◆ **RECORDS SHOWN**:

╔══

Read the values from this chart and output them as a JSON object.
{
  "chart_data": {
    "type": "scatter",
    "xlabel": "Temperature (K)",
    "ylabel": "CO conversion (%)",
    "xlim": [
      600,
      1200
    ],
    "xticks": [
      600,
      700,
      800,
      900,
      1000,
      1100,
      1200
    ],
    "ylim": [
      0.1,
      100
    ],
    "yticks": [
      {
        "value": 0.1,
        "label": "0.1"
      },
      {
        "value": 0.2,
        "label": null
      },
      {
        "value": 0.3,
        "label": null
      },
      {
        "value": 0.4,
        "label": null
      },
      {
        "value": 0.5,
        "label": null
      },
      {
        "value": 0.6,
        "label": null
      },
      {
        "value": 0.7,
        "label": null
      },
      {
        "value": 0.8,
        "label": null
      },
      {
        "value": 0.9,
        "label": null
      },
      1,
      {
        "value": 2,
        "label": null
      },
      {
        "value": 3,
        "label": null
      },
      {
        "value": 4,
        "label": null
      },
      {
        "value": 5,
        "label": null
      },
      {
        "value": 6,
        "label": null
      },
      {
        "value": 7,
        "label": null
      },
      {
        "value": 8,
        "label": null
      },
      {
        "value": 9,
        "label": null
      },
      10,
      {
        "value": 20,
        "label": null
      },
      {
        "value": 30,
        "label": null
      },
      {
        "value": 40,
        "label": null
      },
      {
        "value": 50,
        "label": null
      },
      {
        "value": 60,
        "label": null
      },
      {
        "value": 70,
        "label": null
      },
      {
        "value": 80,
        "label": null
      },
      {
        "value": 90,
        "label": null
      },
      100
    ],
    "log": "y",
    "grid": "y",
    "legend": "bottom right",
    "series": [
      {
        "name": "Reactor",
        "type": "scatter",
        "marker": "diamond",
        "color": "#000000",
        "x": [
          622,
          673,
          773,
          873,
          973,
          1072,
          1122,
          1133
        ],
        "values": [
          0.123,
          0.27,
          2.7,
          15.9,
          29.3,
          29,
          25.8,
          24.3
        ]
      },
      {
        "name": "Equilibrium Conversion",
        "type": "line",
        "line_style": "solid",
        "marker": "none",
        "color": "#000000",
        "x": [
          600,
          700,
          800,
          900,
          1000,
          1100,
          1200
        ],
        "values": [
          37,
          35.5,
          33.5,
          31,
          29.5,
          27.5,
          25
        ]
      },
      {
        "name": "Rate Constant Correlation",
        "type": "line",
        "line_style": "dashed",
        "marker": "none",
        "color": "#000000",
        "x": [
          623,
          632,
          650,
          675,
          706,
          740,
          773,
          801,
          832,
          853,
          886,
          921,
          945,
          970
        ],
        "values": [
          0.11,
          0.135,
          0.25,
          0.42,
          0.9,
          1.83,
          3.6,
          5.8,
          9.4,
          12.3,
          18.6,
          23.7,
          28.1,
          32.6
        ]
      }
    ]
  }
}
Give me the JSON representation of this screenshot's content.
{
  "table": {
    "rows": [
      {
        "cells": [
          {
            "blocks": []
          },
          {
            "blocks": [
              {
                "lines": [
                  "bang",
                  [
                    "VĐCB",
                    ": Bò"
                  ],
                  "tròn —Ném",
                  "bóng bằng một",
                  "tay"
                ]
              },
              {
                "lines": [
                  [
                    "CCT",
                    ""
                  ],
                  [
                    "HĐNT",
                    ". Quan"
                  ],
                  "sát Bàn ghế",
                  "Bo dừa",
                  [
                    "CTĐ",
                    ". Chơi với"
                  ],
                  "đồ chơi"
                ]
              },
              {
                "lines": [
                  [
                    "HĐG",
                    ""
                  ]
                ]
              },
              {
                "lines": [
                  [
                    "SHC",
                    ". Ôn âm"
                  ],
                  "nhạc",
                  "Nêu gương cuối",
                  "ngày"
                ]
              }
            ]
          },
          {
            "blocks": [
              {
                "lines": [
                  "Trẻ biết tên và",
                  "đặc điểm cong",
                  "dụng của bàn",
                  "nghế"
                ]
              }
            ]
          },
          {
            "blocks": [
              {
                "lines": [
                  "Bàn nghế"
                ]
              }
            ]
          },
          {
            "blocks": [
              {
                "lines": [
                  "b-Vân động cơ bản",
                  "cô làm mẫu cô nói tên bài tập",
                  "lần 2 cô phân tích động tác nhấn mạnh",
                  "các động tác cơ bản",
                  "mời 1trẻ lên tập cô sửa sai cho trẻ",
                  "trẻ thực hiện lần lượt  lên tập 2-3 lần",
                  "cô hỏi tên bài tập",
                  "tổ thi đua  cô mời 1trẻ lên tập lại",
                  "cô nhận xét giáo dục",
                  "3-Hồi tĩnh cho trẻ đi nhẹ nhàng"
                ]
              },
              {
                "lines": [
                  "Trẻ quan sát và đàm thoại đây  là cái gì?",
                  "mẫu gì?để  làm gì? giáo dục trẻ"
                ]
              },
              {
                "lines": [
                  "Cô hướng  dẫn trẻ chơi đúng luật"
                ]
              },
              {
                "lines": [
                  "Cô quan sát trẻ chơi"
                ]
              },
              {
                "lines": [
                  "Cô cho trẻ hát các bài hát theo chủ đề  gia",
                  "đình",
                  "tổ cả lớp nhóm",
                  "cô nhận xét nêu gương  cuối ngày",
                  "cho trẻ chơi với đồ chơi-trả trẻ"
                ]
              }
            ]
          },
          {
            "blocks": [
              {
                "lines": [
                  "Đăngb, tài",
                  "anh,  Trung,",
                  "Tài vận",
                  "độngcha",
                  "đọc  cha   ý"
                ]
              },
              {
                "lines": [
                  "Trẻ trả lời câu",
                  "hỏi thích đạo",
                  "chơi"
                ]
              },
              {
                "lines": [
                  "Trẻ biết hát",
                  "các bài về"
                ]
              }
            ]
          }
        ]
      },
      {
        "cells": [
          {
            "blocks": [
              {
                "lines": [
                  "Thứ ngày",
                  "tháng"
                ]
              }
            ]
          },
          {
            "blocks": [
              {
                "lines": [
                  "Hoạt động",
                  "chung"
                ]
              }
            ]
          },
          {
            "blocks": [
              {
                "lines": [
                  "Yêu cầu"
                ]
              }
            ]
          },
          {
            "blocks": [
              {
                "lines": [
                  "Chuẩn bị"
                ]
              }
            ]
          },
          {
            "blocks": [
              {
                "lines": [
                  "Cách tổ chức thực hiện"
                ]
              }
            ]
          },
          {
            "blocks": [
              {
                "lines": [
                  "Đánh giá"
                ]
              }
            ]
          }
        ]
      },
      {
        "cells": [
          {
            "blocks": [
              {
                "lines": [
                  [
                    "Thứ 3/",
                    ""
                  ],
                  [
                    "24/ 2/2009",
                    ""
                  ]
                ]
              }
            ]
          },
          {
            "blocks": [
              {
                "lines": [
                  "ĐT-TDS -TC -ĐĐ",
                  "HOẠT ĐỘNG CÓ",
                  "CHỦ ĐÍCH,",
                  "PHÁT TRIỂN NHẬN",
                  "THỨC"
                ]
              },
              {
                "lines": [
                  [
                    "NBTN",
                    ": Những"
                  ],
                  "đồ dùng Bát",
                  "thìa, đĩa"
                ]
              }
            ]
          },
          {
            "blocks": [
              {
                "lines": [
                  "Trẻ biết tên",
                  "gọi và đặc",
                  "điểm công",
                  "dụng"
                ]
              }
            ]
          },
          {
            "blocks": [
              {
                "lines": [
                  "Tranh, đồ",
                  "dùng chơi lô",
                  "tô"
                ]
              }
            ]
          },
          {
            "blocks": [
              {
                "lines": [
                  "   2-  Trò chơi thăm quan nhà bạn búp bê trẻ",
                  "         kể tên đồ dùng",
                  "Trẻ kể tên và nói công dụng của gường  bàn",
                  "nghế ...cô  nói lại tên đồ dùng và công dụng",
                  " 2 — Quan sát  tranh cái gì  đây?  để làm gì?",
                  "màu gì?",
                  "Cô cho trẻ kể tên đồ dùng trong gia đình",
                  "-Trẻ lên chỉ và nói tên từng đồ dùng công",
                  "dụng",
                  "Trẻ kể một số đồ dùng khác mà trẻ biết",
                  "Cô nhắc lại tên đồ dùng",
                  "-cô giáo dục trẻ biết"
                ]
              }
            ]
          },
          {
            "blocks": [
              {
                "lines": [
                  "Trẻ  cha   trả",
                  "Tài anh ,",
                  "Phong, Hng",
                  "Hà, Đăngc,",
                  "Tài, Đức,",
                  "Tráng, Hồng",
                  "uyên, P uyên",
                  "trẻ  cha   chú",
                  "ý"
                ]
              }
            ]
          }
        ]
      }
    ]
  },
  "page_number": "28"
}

╚══

◆ **PROBLEM REQUIREMENTS**: Pick every line with "thực" in it and copy it.

◆ **EXERCISE RESULT**:
                  "trẻ thực hiện lần lượt  lên tập 2-3 lần",
                  "Cách tổ chức thực hiện"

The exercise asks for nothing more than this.